# DESCRIPTION OF THE TASK:
Transcribe everything in the data word for word. Pictures are left out.

------ TASK DATA

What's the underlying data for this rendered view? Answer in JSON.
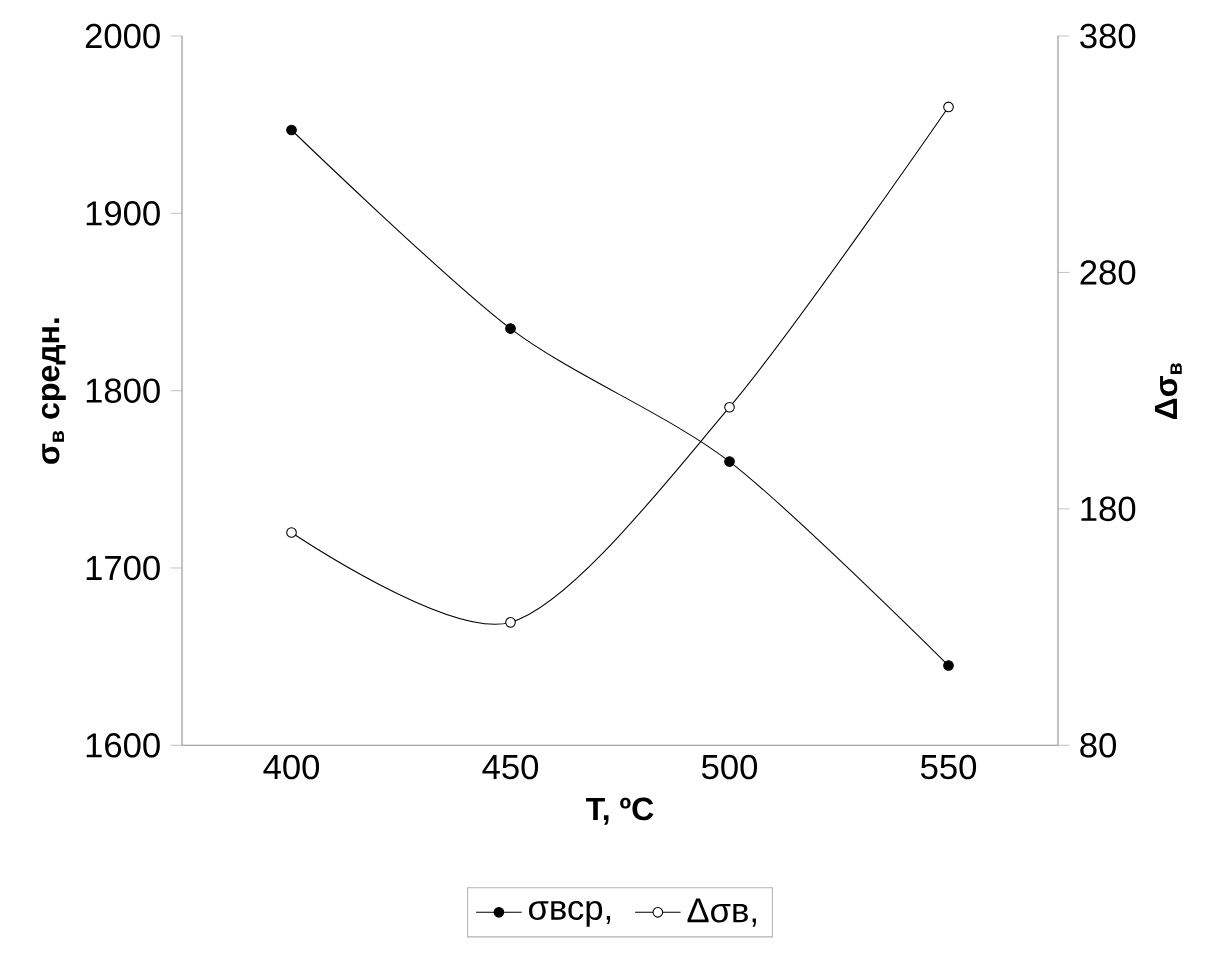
{
  "chart_data": {
    "type": "line",
    "xlabel": "T, ºC",
    "ylabel": "σ$_{в}$ средн.",
    "y2label": "Δσ$_{в}$",
    "x": [
      400,
      450,
      500,
      550
    ],
    "series": [
      {
        "name": "σвср,",
        "color": "#000000",
        "values": [
          1947,
          1835,
          1760,
          1645
        ]
      },
      {
        "name": "Δσв,",
        "color": "#000000",
        "values": [
          170,
          132,
          223,
          350
        ],
        "axis": "y2"
      }
    ],
    "xlim": [
      375,
      575
    ],
    "xticks": [
      400,
      450,
      500,
      550
    ],
    "ylim": [
      1600,
      2000
    ],
    "yticks": [
      1600,
      1700,
      1800,
      1900,
      2000
    ],
    "y2lim": [
      80,
      380
    ],
    "y2ticks": [
      80,
      180,
      280,
      380
    ],
    "marker": "circle",
    "legend": "bottom",
    "grid": false
  }
}
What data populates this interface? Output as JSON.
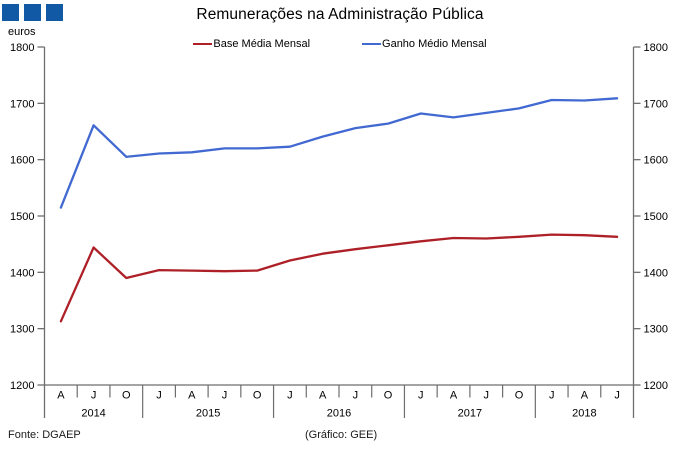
{
  "header": {
    "logo_color": "#1159A5",
    "euros_label": "euros",
    "title": "Remunerações na Administração Pública"
  },
  "legend": [
    {
      "label": "Base Média Mensal",
      "color": "#AE2027"
    },
    {
      "label": "Ganho Médio Mensal",
      "color": "#4169D1"
    }
  ],
  "footer": {
    "source": "Fonte: DGAEP",
    "credit": "(Gráfico: GEE)"
  },
  "chart_data": {
    "type": "line",
    "title": "Remunerações na Administração Pública",
    "unit": "euros",
    "ylim": [
      1200,
      1800
    ],
    "yticks": [
      1200,
      1300,
      1400,
      1500,
      1600,
      1700,
      1800
    ],
    "axis_sides": [
      "left",
      "right"
    ],
    "grid": false,
    "legend_position": "top",
    "x_months": [
      "A",
      "J",
      "O",
      "J",
      "A",
      "J",
      "O",
      "J",
      "A",
      "J",
      "O",
      "J",
      "A",
      "J",
      "O",
      "J",
      "A",
      "J"
    ],
    "year_groups": [
      {
        "year": "2014",
        "count": 3
      },
      {
        "year": "2015",
        "count": 4
      },
      {
        "year": "2016",
        "count": 4
      },
      {
        "year": "2017",
        "count": 4
      },
      {
        "year": "2018",
        "count": 3
      }
    ],
    "series": [
      {
        "name": "Base Média Mensal",
        "color": "#AE2027",
        "values": [
          1313,
          1444,
          1390,
          1404,
          1403,
          1402,
          1403,
          1421,
          1433,
          1441,
          1448,
          1455,
          1461,
          1460,
          1463,
          1467,
          1466,
          1463
        ]
      },
      {
        "name": "Ganho Médio Mensal",
        "color": "#4169D1",
        "values": [
          1515,
          1661,
          1605,
          1611,
          1613,
          1620,
          1620,
          1623,
          1641,
          1656,
          1664,
          1682,
          1675,
          1683,
          1691,
          1706,
          1705,
          1709
        ]
      }
    ]
  }
}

------------

# TASK SOLUTION:
What's the underlying data for this rendered view? Answer in JSON.
{
  "chart_data": {
    "type": "line",
    "xlabel": "T, ºC",
    "ylabel": "σ$_{в}$ средн.",
    "y2label": "Δσ$_{в}$",
    "x": [
      400,
      450,
      500,
      550
    ],
    "series": [
      {
        "name": "σвср,",
        "color": "#000000",
        "values": [
          1947,
          1835,
          1760,
          1645
        ]
      },
      {
        "name": "Δσв,",
        "color": "#000000",
        "values": [
          170,
          132,
          223,
          350
        ],
        "axis": "y2"
      }
    ],
    "xlim": [
      375,
      575
    ],
    "xticks": [
      400,
      450,
      500,
      550
    ],
    "ylim": [
      1600,
      2000
    ],
    "yticks": [
      1600,
      1700,
      1800,
      1900,
      2000
    ],
    "y2lim": [
      80,
      380
    ],
    "y2ticks": [
      80,
      180,
      280,
      380
    ],
    "marker": "circle",
    "legend": "bottom",
    "grid": false
  }
}
What data populates this interface? Output as JSON.
{
  "header": {
    "logo_color": "#1159A5",
    "euros_label": "euros",
    "title": "Remunerações na Administração Pública"
  },
  "legend": [
    {
      "label": "Base Média Mensal",
      "color": "#AE2027"
    },
    {
      "label": "Ganho Médio Mensal",
      "color": "#4169D1"
    }
  ],
  "footer": {
    "source": "Fonte: DGAEP",
    "credit": "(Gráfico: GEE)"
  },
  "chart_data": {
    "type": "line",
    "title": "Remunerações na Administração Pública",
    "unit": "euros",
    "ylim": [
      1200,
      1800
    ],
    "yticks": [
      1200,
      1300,
      1400,
      1500,
      1600,
      1700,
      1800
    ],
    "axis_sides": [
      "left",
      "right"
    ],
    "grid": false,
    "legend_position": "top",
    "x_months": [
      "A",
      "J",
      "O",
      "J",
      "A",
      "J",
      "O",
      "J",
      "A",
      "J",
      "O",
      "J",
      "A",
      "J",
      "O",
      "J",
      "A",
      "J"
    ],
    "year_groups": [
      {
        "year": "2014",
        "count": 3
      },
      {
        "year": "2015",
        "count": 4
      },
      {
        "year": "2016",
        "count": 4
      },
      {
        "year": "2017",
        "count": 4
      },
      {
        "year": "2018",
        "count": 3
      }
    ],
    "series": [
      {
        "name": "Base Média Mensal",
        "color": "#AE2027",
        "values": [
          1313,
          1444,
          1390,
          1404,
          1403,
          1402,
          1403,
          1421,
          1433,
          1441,
          1448,
          1455,
          1461,
          1460,
          1463,
          1467,
          1466,
          1463
        ]
      },
      {
        "name": "Ganho Médio Mensal",
        "color": "#4169D1",
        "values": [
          1515,
          1661,
          1605,
          1611,
          1613,
          1620,
          1620,
          1623,
          1641,
          1656,
          1664,
          1682,
          1675,
          1683,
          1691,
          1706,
          1705,
          1709
        ]
      }
    ]
  }
}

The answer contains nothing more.